● **Work required**
Count how many lines hold the string "shopping". Give that number alone.
* Start *
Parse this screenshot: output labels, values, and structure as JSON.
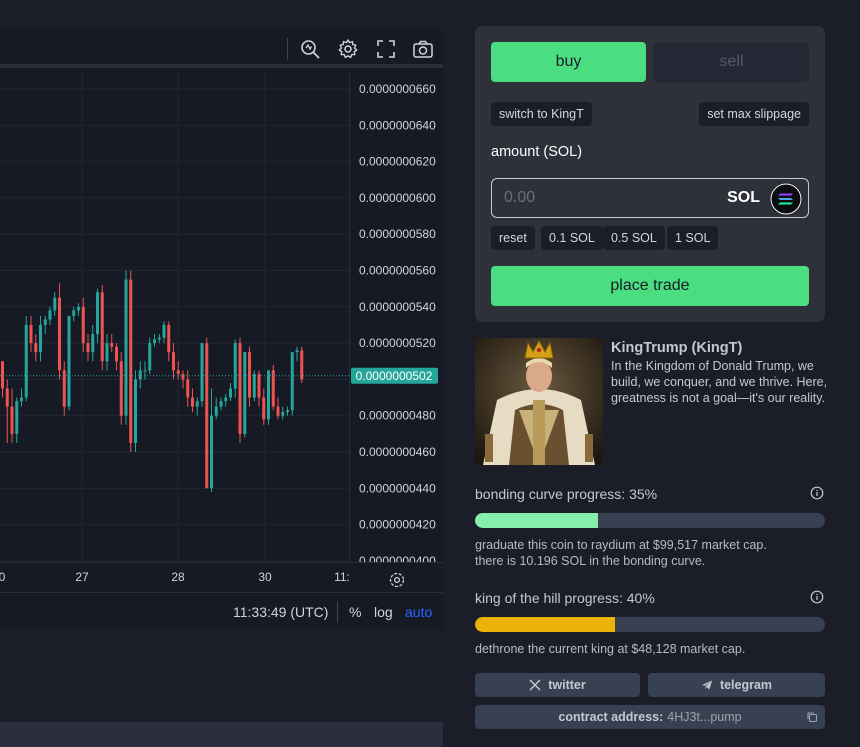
{
  "chart": {
    "price_ticks": [
      "0.0000000660",
      "0.0000000640",
      "0.0000000620",
      "0.0000000600",
      "0.0000000580",
      "0.0000000560",
      "0.0000000540",
      "0.0000000520",
      "0.0000000500",
      "0.0000000480",
      "0.0000000460",
      "0.0000000440",
      "0.0000000420",
      "0.0000000400"
    ],
    "current_price": "0.0000000502",
    "time_labels": [
      "0",
      "27",
      "28",
      "30",
      "11:"
    ],
    "clock": "11:33:49 (UTC)",
    "percent_label": "%",
    "log_label": "log",
    "auto_label": "auto",
    "colors": {
      "up": "#26a69a",
      "down": "#ef5350",
      "price_badge": "#26a69a"
    },
    "icons": [
      "indicator-search-icon",
      "gear-icon",
      "fullscreen-icon",
      "camera-icon"
    ]
  },
  "chart_data": {
    "type": "candlestick",
    "ylim": [
      4e-08,
      6.6e-08
    ],
    "candles": [
      {
        "o": 51.0,
        "h": 51.0,
        "l": 49.0,
        "c": 49.5
      },
      {
        "o": 49.5,
        "h": 50.0,
        "l": 46.5,
        "c": 48.5
      },
      {
        "o": 48.5,
        "h": 49.5,
        "l": 46.5,
        "c": 47.0
      },
      {
        "o": 47.0,
        "h": 49.0,
        "l": 46.5,
        "c": 48.8
      },
      {
        "o": 48.8,
        "h": 49.5,
        "l": 48.5,
        "c": 49.0
      },
      {
        "o": 49.0,
        "h": 53.5,
        "l": 48.8,
        "c": 53.0
      },
      {
        "o": 53.0,
        "h": 53.5,
        "l": 51.5,
        "c": 52.0
      },
      {
        "o": 52.0,
        "h": 52.5,
        "l": 51.0,
        "c": 51.5
      },
      {
        "o": 51.5,
        "h": 53.5,
        "l": 51.0,
        "c": 53.0
      },
      {
        "o": 53.0,
        "h": 53.5,
        "l": 52.5,
        "c": 53.3
      },
      {
        "o": 53.3,
        "h": 54.0,
        "l": 53.0,
        "c": 53.8
      },
      {
        "o": 53.8,
        "h": 54.8,
        "l": 53.5,
        "c": 54.5
      },
      {
        "o": 54.5,
        "h": 55.3,
        "l": 50.0,
        "c": 50.5
      },
      {
        "o": 50.5,
        "h": 51.0,
        "l": 48.0,
        "c": 48.5
      },
      {
        "o": 48.5,
        "h": 53.5,
        "l": 48.3,
        "c": 53.5
      },
      {
        "o": 53.5,
        "h": 54.0,
        "l": 53.2,
        "c": 53.8
      },
      {
        "o": 53.8,
        "h": 54.2,
        "l": 53.5,
        "c": 54.0
      },
      {
        "o": 54.0,
        "h": 54.5,
        "l": 51.5,
        "c": 52.0
      },
      {
        "o": 52.0,
        "h": 52.5,
        "l": 51.0,
        "c": 51.5
      },
      {
        "o": 51.5,
        "h": 53.0,
        "l": 51.0,
        "c": 52.5
      },
      {
        "o": 52.5,
        "h": 55.0,
        "l": 52.0,
        "c": 54.8
      },
      {
        "o": 54.8,
        "h": 55.2,
        "l": 50.5,
        "c": 51.0
      },
      {
        "o": 51.0,
        "h": 52.5,
        "l": 50.5,
        "c": 52.0
      },
      {
        "o": 52.0,
        "h": 52.5,
        "l": 51.5,
        "c": 51.8
      },
      {
        "o": 51.8,
        "h": 52.0,
        "l": 50.5,
        "c": 51.0
      },
      {
        "o": 51.0,
        "h": 51.5,
        "l": 47.5,
        "c": 48.0
      },
      {
        "o": 48.0,
        "h": 56.0,
        "l": 47.5,
        "c": 55.5
      },
      {
        "o": 55.5,
        "h": 56.0,
        "l": 46.0,
        "c": 46.5
      },
      {
        "o": 46.5,
        "h": 50.5,
        "l": 46.0,
        "c": 50.0
      },
      {
        "o": 50.0,
        "h": 51.0,
        "l": 49.5,
        "c": 50.5
      },
      {
        "o": 50.5,
        "h": 51.0,
        "l": 50.0,
        "c": 50.5
      },
      {
        "o": 50.5,
        "h": 52.3,
        "l": 50.3,
        "c": 52.0
      },
      {
        "o": 52.0,
        "h": 52.5,
        "l": 51.8,
        "c": 52.2
      },
      {
        "o": 52.2,
        "h": 52.5,
        "l": 52.0,
        "c": 52.3
      },
      {
        "o": 52.3,
        "h": 53.2,
        "l": 52.0,
        "c": 53.0
      },
      {
        "o": 53.0,
        "h": 53.2,
        "l": 51.0,
        "c": 51.5
      },
      {
        "o": 51.5,
        "h": 52.0,
        "l": 50.0,
        "c": 50.5
      },
      {
        "o": 50.5,
        "h": 51.0,
        "l": 50.0,
        "c": 50.3
      },
      {
        "o": 50.3,
        "h": 50.5,
        "l": 49.5,
        "c": 50.0
      },
      {
        "o": 50.0,
        "h": 50.5,
        "l": 48.5,
        "c": 49.0
      },
      {
        "o": 49.0,
        "h": 49.5,
        "l": 48.2,
        "c": 48.5
      },
      {
        "o": 48.5,
        "h": 49.0,
        "l": 48.0,
        "c": 48.8
      },
      {
        "o": 48.8,
        "h": 52.0,
        "l": 48.5,
        "c": 52.0
      },
      {
        "o": 52.0,
        "h": 52.3,
        "l": 44.0,
        "c": 44.0
      },
      {
        "o": 44.0,
        "h": 49.5,
        "l": 43.8,
        "c": 48.0
      },
      {
        "o": 48.0,
        "h": 49.0,
        "l": 47.8,
        "c": 48.5
      },
      {
        "o": 48.5,
        "h": 49.0,
        "l": 48.3,
        "c": 48.8
      },
      {
        "o": 48.8,
        "h": 49.2,
        "l": 48.5,
        "c": 49.0
      },
      {
        "o": 49.0,
        "h": 49.8,
        "l": 48.8,
        "c": 49.5
      },
      {
        "o": 49.5,
        "h": 52.2,
        "l": 49.0,
        "c": 52.0
      },
      {
        "o": 52.0,
        "h": 52.3,
        "l": 46.5,
        "c": 47.0
      },
      {
        "o": 47.0,
        "h": 51.5,
        "l": 46.8,
        "c": 51.5
      },
      {
        "o": 51.5,
        "h": 51.8,
        "l": 48.5,
        "c": 49.0
      },
      {
        "o": 49.0,
        "h": 50.5,
        "l": 48.8,
        "c": 50.3
      },
      {
        "o": 50.3,
        "h": 50.5,
        "l": 48.5,
        "c": 49.0
      },
      {
        "o": 49.0,
        "h": 49.5,
        "l": 47.5,
        "c": 47.8
      },
      {
        "o": 47.8,
        "h": 50.5,
        "l": 47.5,
        "c": 50.5
      },
      {
        "o": 50.5,
        "h": 50.8,
        "l": 48.3,
        "c": 48.5
      },
      {
        "o": 48.5,
        "h": 49.0,
        "l": 47.8,
        "c": 48.0
      },
      {
        "o": 48.0,
        "h": 48.5,
        "l": 47.8,
        "c": 48.2
      },
      {
        "o": 48.2,
        "h": 48.5,
        "l": 48.0,
        "c": 48.3
      },
      {
        "o": 48.3,
        "h": 51.5,
        "l": 48.0,
        "c": 51.5
      },
      {
        "o": 51.5,
        "h": 51.8,
        "l": 51.0,
        "c": 51.6
      },
      {
        "o": 51.6,
        "h": 51.8,
        "l": 49.8,
        "c": 50.0
      }
    ]
  },
  "trade": {
    "buy_label": "buy",
    "sell_label": "sell",
    "switch_label": "switch to KingT",
    "slippage_label": "set max slippage",
    "amount_label": "amount (SOL)",
    "amount_placeholder": "0.00",
    "currency": "SOL",
    "quick": [
      "reset",
      "0.1 SOL",
      "0.5 SOL",
      "1 SOL"
    ],
    "place_label": "place trade",
    "colors": {
      "accent": "#4ade80"
    }
  },
  "token": {
    "title": "KingTrump (KingT)",
    "description": "In the Kingdom of Donald Trump, we build, we conquer, and we thrive. Here, greatness is not a goal—it's our reality."
  },
  "bonding": {
    "label": "bonding curve progress: 35%",
    "progress": 35,
    "note1": "graduate this coin to raydium at $99,517 market cap.",
    "note2": "there is 10.196 SOL in the bonding curve.",
    "color": "#86efac"
  },
  "koth": {
    "label": "king of the hill progress: 40%",
    "progress": 40,
    "note": "dethrone the current king at $48,128 market cap.",
    "color": "#eab308"
  },
  "social": {
    "twitter": "twitter",
    "telegram": "telegram",
    "contract_label": "contract address:",
    "contract_value": "4HJ3t...pump"
  }
}
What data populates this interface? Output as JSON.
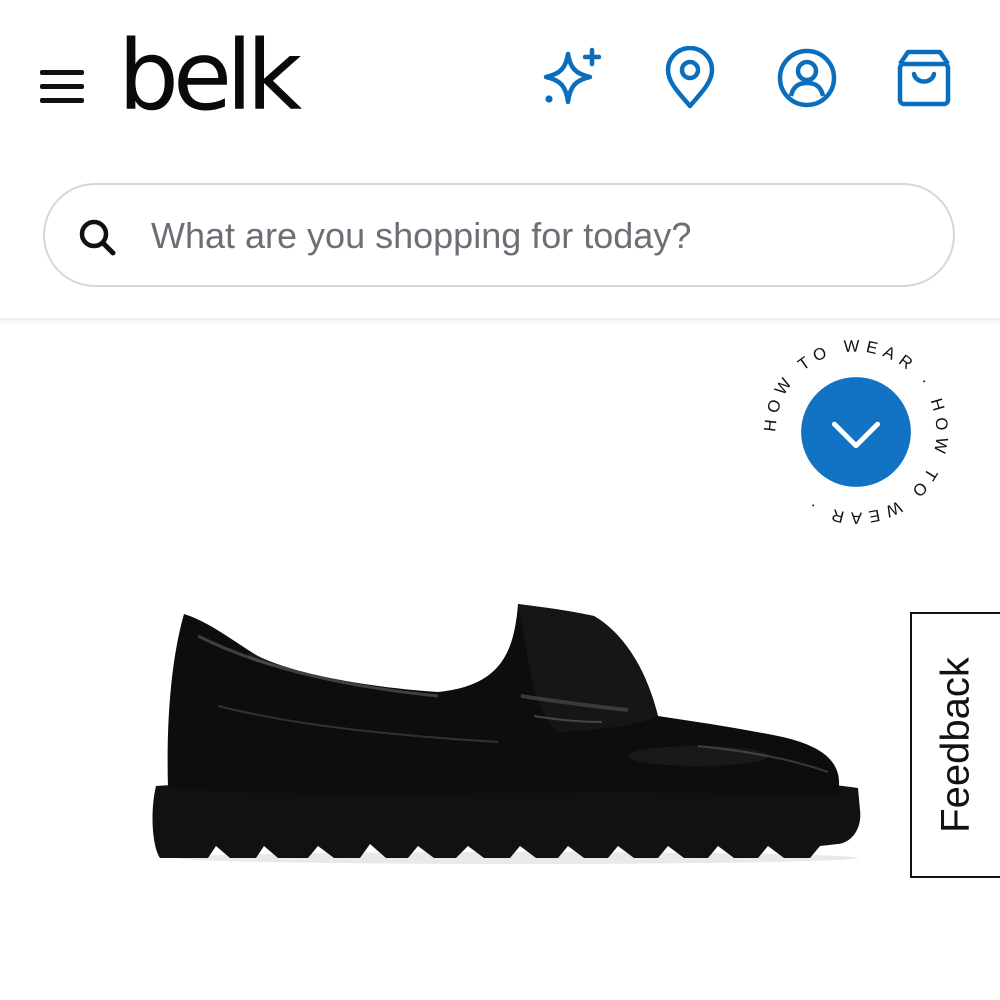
{
  "header": {
    "logo_text": "belk",
    "icons": {
      "menu": "hamburger-menu-icon",
      "sparkle": "sparkle-icon",
      "location": "location-pin-icon",
      "account": "account-icon",
      "bag": "shopping-bag-icon"
    },
    "accent_color": "#0a6ebd"
  },
  "search": {
    "placeholder": "What are you shopping for today?",
    "value": ""
  },
  "how_to_wear": {
    "ring_text": "HOW TO WEAR · HOW TO WEAR · ",
    "button_color": "#1273c4"
  },
  "product": {
    "image_subject": "black patent leather platform penny loafer"
  },
  "feedback": {
    "label": "Feedback"
  }
}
* End *
● **Solution to this task**
2